### What you will do:
Copy each line with the word "Black" in it.

### Exercise inputs:
━━━━━━

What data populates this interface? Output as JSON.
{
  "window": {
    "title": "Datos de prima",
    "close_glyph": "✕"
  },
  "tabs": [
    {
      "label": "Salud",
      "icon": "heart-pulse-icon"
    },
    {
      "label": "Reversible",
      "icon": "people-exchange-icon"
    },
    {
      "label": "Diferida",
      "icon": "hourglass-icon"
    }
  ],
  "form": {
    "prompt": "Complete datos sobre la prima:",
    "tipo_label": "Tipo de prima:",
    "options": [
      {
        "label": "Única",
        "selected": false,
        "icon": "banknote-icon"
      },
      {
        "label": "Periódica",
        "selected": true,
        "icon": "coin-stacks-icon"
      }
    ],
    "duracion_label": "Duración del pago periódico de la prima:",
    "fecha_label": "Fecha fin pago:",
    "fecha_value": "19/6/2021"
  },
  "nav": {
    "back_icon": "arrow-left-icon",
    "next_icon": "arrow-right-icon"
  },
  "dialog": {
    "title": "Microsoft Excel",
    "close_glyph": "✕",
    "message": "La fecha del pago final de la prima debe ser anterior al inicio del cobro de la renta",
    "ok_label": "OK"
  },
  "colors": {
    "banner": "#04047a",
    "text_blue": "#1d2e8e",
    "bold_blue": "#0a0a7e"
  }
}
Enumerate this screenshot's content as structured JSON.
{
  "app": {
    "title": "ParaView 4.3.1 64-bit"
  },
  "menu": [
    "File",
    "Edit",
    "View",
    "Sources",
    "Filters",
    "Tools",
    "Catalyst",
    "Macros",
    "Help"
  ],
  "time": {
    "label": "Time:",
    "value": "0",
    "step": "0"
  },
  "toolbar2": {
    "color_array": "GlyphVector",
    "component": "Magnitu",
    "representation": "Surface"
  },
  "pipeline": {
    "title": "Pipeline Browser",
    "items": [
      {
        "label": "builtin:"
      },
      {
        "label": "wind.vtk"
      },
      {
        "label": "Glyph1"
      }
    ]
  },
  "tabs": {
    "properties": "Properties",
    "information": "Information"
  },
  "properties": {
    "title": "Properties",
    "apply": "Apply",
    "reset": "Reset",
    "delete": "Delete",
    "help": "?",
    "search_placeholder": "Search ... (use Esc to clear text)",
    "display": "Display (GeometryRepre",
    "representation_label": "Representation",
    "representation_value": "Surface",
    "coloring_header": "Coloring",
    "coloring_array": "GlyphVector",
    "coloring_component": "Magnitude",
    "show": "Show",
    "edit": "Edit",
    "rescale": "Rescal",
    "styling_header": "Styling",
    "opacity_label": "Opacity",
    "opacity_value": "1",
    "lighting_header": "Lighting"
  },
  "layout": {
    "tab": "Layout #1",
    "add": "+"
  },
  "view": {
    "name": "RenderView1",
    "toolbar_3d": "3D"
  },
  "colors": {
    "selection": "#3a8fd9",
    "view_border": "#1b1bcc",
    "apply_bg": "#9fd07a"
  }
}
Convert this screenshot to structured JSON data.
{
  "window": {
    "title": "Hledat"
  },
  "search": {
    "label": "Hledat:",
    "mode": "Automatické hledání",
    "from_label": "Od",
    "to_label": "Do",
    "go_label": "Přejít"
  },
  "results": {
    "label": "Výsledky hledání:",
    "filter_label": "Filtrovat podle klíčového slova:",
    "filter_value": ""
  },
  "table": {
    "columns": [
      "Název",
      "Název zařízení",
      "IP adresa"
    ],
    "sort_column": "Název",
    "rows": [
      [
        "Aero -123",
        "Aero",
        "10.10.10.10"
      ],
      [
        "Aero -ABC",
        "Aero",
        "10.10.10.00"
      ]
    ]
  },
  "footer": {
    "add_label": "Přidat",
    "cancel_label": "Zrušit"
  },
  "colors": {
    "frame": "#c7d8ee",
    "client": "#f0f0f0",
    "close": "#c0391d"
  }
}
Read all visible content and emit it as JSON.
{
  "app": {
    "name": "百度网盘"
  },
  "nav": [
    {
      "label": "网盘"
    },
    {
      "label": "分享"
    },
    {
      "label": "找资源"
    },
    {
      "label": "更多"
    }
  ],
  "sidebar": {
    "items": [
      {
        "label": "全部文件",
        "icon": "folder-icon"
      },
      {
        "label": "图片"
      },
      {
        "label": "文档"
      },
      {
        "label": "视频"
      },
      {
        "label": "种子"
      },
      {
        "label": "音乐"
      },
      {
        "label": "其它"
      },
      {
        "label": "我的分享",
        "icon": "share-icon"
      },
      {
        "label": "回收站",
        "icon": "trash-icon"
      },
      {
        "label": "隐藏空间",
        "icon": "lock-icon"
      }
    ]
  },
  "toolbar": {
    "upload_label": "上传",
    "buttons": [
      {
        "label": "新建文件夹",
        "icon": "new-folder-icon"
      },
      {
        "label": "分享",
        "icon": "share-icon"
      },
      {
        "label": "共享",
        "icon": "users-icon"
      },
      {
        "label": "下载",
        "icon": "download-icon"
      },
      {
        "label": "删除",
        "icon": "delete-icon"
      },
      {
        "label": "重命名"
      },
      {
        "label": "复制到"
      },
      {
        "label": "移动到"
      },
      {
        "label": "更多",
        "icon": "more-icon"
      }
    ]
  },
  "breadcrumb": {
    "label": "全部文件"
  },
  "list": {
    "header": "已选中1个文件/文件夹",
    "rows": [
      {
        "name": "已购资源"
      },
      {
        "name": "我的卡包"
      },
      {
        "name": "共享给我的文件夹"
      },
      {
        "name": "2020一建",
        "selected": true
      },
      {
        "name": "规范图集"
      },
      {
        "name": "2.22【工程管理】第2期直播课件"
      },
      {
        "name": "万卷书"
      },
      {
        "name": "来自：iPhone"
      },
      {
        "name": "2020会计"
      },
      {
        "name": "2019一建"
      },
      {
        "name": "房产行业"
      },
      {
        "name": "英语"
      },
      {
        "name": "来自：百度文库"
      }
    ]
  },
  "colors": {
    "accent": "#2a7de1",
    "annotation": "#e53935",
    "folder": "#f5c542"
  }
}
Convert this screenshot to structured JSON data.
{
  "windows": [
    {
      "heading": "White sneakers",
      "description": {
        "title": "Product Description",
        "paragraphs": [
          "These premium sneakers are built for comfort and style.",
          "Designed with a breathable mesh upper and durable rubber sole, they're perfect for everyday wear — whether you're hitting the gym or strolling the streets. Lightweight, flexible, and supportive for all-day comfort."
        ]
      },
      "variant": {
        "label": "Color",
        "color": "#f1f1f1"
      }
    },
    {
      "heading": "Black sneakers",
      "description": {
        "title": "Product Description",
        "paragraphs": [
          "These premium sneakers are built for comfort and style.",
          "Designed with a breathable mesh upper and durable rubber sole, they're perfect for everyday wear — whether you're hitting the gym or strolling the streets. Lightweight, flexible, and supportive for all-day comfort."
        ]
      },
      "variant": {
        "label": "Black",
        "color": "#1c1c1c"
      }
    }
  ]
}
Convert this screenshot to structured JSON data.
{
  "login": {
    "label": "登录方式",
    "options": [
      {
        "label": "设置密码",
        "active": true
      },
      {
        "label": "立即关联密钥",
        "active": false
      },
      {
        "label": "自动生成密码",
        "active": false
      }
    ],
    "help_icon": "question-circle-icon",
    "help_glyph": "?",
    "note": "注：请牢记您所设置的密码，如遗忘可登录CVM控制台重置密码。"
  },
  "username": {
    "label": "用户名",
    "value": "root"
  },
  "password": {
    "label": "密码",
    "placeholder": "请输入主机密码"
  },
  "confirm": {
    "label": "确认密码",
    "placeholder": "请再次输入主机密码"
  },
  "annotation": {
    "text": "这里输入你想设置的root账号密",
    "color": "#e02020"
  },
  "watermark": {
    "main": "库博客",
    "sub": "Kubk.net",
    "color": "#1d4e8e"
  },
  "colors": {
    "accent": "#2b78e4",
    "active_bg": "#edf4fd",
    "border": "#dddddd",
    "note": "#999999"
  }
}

━━━━━━

### Task result:
      "heading": "Black sneakers",
        "label": "Black",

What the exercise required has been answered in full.